- _Task prompt_:
Write the data out again, exactly as given.

- _Given information_:
********************

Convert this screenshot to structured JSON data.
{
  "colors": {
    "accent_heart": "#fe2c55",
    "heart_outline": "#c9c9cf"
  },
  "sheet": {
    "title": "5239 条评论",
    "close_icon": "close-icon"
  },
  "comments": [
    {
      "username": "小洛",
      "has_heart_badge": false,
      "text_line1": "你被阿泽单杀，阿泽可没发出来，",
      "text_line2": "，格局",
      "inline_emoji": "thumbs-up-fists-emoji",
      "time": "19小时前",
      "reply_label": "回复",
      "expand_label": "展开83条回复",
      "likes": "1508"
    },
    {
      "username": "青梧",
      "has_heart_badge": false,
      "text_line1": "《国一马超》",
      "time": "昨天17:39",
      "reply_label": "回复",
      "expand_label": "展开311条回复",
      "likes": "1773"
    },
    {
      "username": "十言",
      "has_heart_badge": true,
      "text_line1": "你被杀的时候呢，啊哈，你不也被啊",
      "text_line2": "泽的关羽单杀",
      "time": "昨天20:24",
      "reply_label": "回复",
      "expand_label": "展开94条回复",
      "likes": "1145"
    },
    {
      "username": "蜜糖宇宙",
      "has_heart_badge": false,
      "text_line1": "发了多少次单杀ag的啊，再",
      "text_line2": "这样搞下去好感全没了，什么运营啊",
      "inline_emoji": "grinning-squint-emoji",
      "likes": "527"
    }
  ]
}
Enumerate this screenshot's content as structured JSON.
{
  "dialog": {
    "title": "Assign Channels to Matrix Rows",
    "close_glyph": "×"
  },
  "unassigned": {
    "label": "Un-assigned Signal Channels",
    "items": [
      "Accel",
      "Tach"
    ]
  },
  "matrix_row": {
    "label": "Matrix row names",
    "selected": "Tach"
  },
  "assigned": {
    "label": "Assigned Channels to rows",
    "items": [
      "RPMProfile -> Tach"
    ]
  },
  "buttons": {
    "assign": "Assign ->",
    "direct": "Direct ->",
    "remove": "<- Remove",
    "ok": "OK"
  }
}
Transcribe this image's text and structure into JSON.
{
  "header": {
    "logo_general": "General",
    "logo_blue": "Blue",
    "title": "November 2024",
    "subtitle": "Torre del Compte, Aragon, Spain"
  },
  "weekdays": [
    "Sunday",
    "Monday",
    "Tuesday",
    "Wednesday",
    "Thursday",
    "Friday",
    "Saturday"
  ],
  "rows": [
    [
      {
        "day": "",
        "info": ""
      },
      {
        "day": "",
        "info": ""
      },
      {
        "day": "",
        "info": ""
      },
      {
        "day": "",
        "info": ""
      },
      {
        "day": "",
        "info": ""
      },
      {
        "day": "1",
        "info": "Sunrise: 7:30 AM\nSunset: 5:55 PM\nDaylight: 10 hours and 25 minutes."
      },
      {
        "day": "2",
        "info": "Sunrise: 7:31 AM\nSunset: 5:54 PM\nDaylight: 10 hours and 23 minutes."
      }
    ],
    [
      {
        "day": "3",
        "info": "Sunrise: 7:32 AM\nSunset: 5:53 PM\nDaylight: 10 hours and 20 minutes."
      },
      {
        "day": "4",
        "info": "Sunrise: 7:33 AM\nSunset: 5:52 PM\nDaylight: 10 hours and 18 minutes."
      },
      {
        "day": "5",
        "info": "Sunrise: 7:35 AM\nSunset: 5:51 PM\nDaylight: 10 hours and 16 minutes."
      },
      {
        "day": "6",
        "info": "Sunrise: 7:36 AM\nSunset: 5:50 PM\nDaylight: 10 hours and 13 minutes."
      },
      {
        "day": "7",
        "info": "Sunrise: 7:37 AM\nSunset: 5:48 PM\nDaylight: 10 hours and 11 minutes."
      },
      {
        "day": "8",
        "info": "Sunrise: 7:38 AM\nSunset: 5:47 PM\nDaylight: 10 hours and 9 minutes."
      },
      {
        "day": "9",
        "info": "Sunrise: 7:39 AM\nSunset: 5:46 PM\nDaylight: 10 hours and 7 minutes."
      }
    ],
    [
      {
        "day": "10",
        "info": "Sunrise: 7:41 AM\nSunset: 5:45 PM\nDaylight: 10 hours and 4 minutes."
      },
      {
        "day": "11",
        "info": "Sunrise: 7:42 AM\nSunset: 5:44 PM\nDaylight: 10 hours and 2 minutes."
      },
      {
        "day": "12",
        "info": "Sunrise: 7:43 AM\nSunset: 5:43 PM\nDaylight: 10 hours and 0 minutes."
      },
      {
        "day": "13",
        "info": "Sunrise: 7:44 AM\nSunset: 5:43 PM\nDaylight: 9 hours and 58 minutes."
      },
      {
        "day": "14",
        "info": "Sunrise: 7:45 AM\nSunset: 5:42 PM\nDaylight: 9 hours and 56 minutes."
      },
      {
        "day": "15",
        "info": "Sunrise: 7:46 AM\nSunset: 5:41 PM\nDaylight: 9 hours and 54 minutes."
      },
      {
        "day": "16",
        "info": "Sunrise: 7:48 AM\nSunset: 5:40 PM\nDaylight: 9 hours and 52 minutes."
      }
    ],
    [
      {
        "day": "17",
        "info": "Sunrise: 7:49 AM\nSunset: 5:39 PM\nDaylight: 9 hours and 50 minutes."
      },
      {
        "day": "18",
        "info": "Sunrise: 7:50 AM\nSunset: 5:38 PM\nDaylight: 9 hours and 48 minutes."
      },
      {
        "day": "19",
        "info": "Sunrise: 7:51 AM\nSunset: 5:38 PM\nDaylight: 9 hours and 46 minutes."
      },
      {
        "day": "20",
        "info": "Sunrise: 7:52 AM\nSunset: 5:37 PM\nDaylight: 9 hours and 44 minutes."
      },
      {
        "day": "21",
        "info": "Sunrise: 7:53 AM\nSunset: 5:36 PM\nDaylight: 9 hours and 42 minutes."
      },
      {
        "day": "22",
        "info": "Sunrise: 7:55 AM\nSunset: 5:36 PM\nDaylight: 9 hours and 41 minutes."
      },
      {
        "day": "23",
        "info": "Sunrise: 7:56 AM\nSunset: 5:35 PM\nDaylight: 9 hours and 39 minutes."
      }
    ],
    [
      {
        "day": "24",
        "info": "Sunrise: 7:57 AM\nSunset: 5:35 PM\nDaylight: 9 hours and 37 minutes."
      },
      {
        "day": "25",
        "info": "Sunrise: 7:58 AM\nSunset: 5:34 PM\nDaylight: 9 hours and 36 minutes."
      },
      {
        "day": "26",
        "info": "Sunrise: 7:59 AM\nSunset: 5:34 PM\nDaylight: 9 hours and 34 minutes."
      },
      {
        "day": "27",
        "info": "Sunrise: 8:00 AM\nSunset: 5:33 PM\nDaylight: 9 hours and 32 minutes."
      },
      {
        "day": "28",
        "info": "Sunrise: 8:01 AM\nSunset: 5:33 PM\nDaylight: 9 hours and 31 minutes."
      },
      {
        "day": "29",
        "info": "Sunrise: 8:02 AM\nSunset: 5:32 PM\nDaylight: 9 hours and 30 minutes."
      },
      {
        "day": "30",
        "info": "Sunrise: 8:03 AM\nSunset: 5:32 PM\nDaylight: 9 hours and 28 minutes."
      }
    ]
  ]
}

********************

- _Complete response_:
Convert this screenshot to structured JSON data.
{
  "colors": {
    "accent_heart": "#fe2c55",
    "heart_outline": "#c9c9cf"
  },
  "sheet": {
    "title": "5239 条评论",
    "close_icon": "close-icon"
  },
  "comments": [
    {
      "username": "小洛",
      "has_heart_badge": false,
      "text_line1": "你被阿泽单杀，阿泽可没发出来，",
      "text_line2": "，格局",
      "inline_emoji": "thumbs-up-fists-emoji",
      "time": "19小时前",
      "reply_label": "回复",
      "expand_label": "展开83条回复",
      "likes": "1508"
    },
    {
      "username": "青梧",
      "has_heart_badge": false,
      "text_line1": "《国一马超》",
      "time": "昨天17:39",
      "reply_label": "回复",
      "expand_label": "展开311条回复",
      "likes": "1773"
    },
    {
      "username": "十言",
      "has_heart_badge": true,
      "text_line1": "你被杀的时候呢，啊哈，你不也被啊",
      "text_line2": "泽的关羽单杀",
      "time": "昨天20:24",
      "reply_label": "回复",
      "expand_label": "展开94条回复",
      "likes": "1145"
    },
    {
      "username": "蜜糖宇宙",
      "has_heart_badge": false,
      "text_line1": "发了多少次单杀ag的啊，再",
      "text_line2": "这样搞下去好感全没了，什么运营啊",
      "inline_emoji": "grinning-squint-emoji",
      "likes": "527"
    }
  ]
}
Enumerate this screenshot's content as structured JSON.
{
  "dialog": {
    "title": "Assign Channels to Matrix Rows",
    "close_glyph": "×"
  },
  "unassigned": {
    "label": "Un-assigned Signal Channels",
    "items": [
      "Accel",
      "Tach"
    ]
  },
  "matrix_row": {
    "label": "Matrix row names",
    "selected": "Tach"
  },
  "assigned": {
    "label": "Assigned Channels to rows",
    "items": [
      "RPMProfile -> Tach"
    ]
  },
  "buttons": {
    "assign": "Assign ->",
    "direct": "Direct ->",
    "remove": "<- Remove",
    "ok": "OK"
  }
}
Transcribe this image's text and structure into JSON.
{
  "header": {
    "logo_general": "General",
    "logo_blue": "Blue",
    "title": "November 2024",
    "subtitle": "Torre del Compte, Aragon, Spain"
  },
  "weekdays": [
    "Sunday",
    "Monday",
    "Tuesday",
    "Wednesday",
    "Thursday",
    "Friday",
    "Saturday"
  ],
  "rows": [
    [
      {
        "day": "",
        "info": ""
      },
      {
        "day": "",
        "info": ""
      },
      {
        "day": "",
        "info": ""
      },
      {
        "day": "",
        "info": ""
      },
      {
        "day": "",
        "info": ""
      },
      {
        "day": "1",
        "info": "Sunrise: 7:30 AM\nSunset: 5:55 PM\nDaylight: 10 hours and 25 minutes."
      },
      {
        "day": "2",
        "info": "Sunrise: 7:31 AM\nSunset: 5:54 PM\nDaylight: 10 hours and 23 minutes."
      }
    ],
    [
      {
        "day": "3",
        "info": "Sunrise: 7:32 AM\nSunset: 5:53 PM\nDaylight: 10 hours and 20 minutes."
      },
      {
        "day": "4",
        "info": "Sunrise: 7:33 AM\nSunset: 5:52 PM\nDaylight: 10 hours and 18 minutes."
      },
      {
        "day": "5",
        "info": "Sunrise: 7:35 AM\nSunset: 5:51 PM\nDaylight: 10 hours and 16 minutes."
      },
      {
        "day": "6",
        "info": "Sunrise: 7:36 AM\nSunset: 5:50 PM\nDaylight: 10 hours and 13 minutes."
      },
      {
        "day": "7",
        "info": "Sunrise: 7:37 AM\nSunset: 5:48 PM\nDaylight: 10 hours and 11 minutes."
      },
      {
        "day": "8",
        "info": "Sunrise: 7:38 AM\nSunset: 5:47 PM\nDaylight: 10 hours and 9 minutes."
      },
      {
        "day": "9",
        "info": "Sunrise: 7:39 AM\nSunset: 5:46 PM\nDaylight: 10 hours and 7 minutes."
      }
    ],
    [
      {
        "day": "10",
        "info": "Sunrise: 7:41 AM\nSunset: 5:45 PM\nDaylight: 10 hours and 4 minutes."
      },
      {
        "day": "11",
        "info": "Sunrise: 7:42 AM\nSunset: 5:44 PM\nDaylight: 10 hours and 2 minutes."
      },
      {
        "day": "12",
        "info": "Sunrise: 7:43 AM\nSunset: 5:43 PM\nDaylight: 10 hours and 0 minutes."
      },
      {
        "day": "13",
        "info": "Sunrise: 7:44 AM\nSunset: 5:43 PM\nDaylight: 9 hours and 58 minutes."
      },
      {
        "day": "14",
        "info": "Sunrise: 7:45 AM\nSunset: 5:42 PM\nDaylight: 9 hours and 56 minutes."
      },
      {
        "day": "15",
        "info": "Sunrise: 7:46 AM\nSunset: 5:41 PM\nDaylight: 9 hours and 54 minutes."
      },
      {
        "day": "16",
        "info": "Sunrise: 7:48 AM\nSunset: 5:40 PM\nDaylight: 9 hours and 52 minutes."
      }
    ],
    [
      {
        "day": "17",
        "info": "Sunrise: 7:49 AM\nSunset: 5:39 PM\nDaylight: 9 hours and 50 minutes."
      },
      {
        "day": "18",
        "info": "Sunrise: 7:50 AM\nSunset: 5:38 PM\nDaylight: 9 hours and 48 minutes."
      },
      {
        "day": "19",
        "info": "Sunrise: 7:51 AM\nSunset: 5:38 PM\nDaylight: 9 hours and 46 minutes."
      },
      {
        "day": "20",
        "info": "Sunrise: 7:52 AM\nSunset: 5:37 PM\nDaylight: 9 hours and 44 minutes."
      },
      {
        "day": "21",
        "info": "Sunrise: 7:53 AM\nSunset: 5:36 PM\nDaylight: 9 hours and 42 minutes."
      },
      {
        "day": "22",
        "info": "Sunrise: 7:55 AM\nSunset: 5:36 PM\nDaylight: 9 hours and 41 minutes."
      },
      {
        "day": "23",
        "info": "Sunrise: 7:56 AM\nSunset: 5:35 PM\nDaylight: 9 hours and 39 minutes."
      }
    ],
    [
      {
        "day": "24",
        "info": "Sunrise: 7:57 AM\nSunset: 5:35 PM\nDaylight: 9 hours and 37 minutes."
      },
      {
        "day": "25",
        "info": "Sunrise: 7:58 AM\nSunset: 5:34 PM\nDaylight: 9 hours and 36 minutes."
      },
      {
        "day": "26",
        "info": "Sunrise: 7:59 AM\nSunset: 5:34 PM\nDaylight: 9 hours and 34 minutes."
      },
      {
        "day": "27",
        "info": "Sunrise: 8:00 AM\nSunset: 5:33 PM\nDaylight: 9 hours and 32 minutes."
      },
      {
        "day": "28",
        "info": "Sunrise: 8:01 AM\nSunset: 5:33 PM\nDaylight: 9 hours and 31 minutes."
      },
      {
        "day": "29",
        "info": "Sunrise: 8:02 AM\nSunset: 5:32 PM\nDaylight: 9 hours and 30 minutes."
      },
      {
        "day": "30",
        "info": "Sunrise: 8:03 AM\nSunset: 5:32 PM\nDaylight: 9 hours and 28 minutes."
      }
    ]
  ]
}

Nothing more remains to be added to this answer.